__Work to be completed__. Reproduce every entry exactly and leave its pictures out.

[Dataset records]
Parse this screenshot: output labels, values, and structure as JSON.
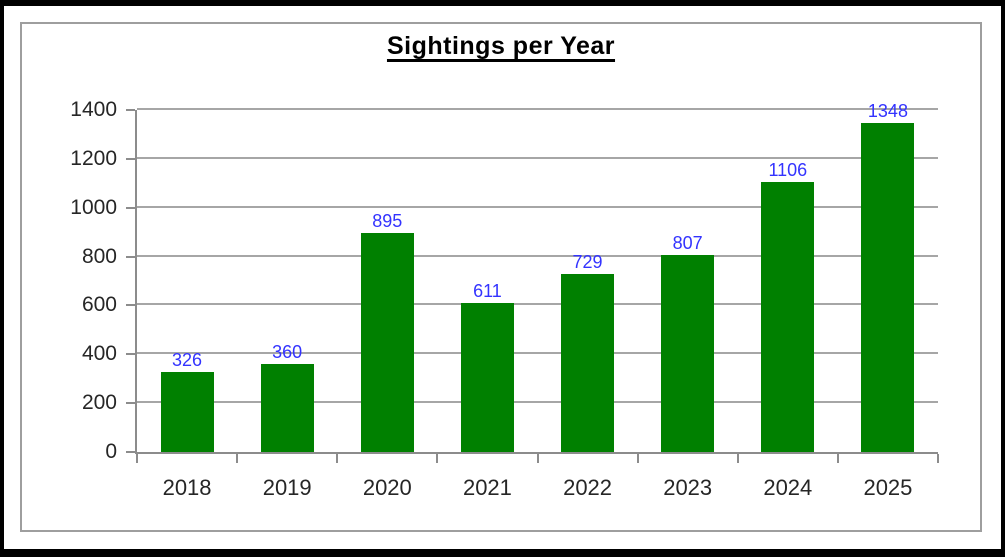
{
  "chart_data": {
    "type": "bar",
    "title": "Sightings per Year",
    "categories": [
      "2018",
      "2019",
      "2020",
      "2021",
      "2022",
      "2023",
      "2024",
      "2025"
    ],
    "values": [
      326,
      360,
      895,
      611,
      729,
      807,
      1106,
      1348
    ],
    "data_labels": [
      "326",
      "360",
      "895",
      "611",
      "729",
      "807",
      "1106",
      "1348"
    ],
    "xlabel": "",
    "ylabel": "",
    "ylim": [
      0,
      1400
    ],
    "ytick_step": 200,
    "ytick_labels": [
      "0",
      "200",
      "400",
      "600",
      "800",
      "1000",
      "1200",
      "1400"
    ],
    "grid": true,
    "legend": false
  },
  "style": {
    "bar_color": "#008000",
    "data_label_color": "#3333ff",
    "gridline_color": "#a6a6a6",
    "axis_color": "#8c8c8c",
    "axis_text_color": "#262626",
    "title_color": "#000000",
    "inner_border_color": "#9e9e9e",
    "outer_border_color": "#000000",
    "background_color": "#ffffff"
  }
}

__Written solution__.
Parse this screenshot: output labels, values, and structure as JSON.
{
  "chart_data": {
    "type": "bar",
    "title": "Sightings per Year",
    "categories": [
      "2018",
      "2019",
      "2020",
      "2021",
      "2022",
      "2023",
      "2024",
      "2025"
    ],
    "values": [
      326,
      360,
      895,
      611,
      729,
      807,
      1106,
      1348
    ],
    "data_labels": [
      "326",
      "360",
      "895",
      "611",
      "729",
      "807",
      "1106",
      "1348"
    ],
    "xlabel": "",
    "ylabel": "",
    "ylim": [
      0,
      1400
    ],
    "ytick_step": 200,
    "ytick_labels": [
      "0",
      "200",
      "400",
      "600",
      "800",
      "1000",
      "1200",
      "1400"
    ],
    "grid": true,
    "legend": false
  },
  "style": {
    "bar_color": "#008000",
    "data_label_color": "#3333ff",
    "gridline_color": "#a6a6a6",
    "axis_color": "#8c8c8c",
    "axis_text_color": "#262626",
    "title_color": "#000000",
    "inner_border_color": "#9e9e9e",
    "outer_border_color": "#000000",
    "background_color": "#ffffff"
  }
}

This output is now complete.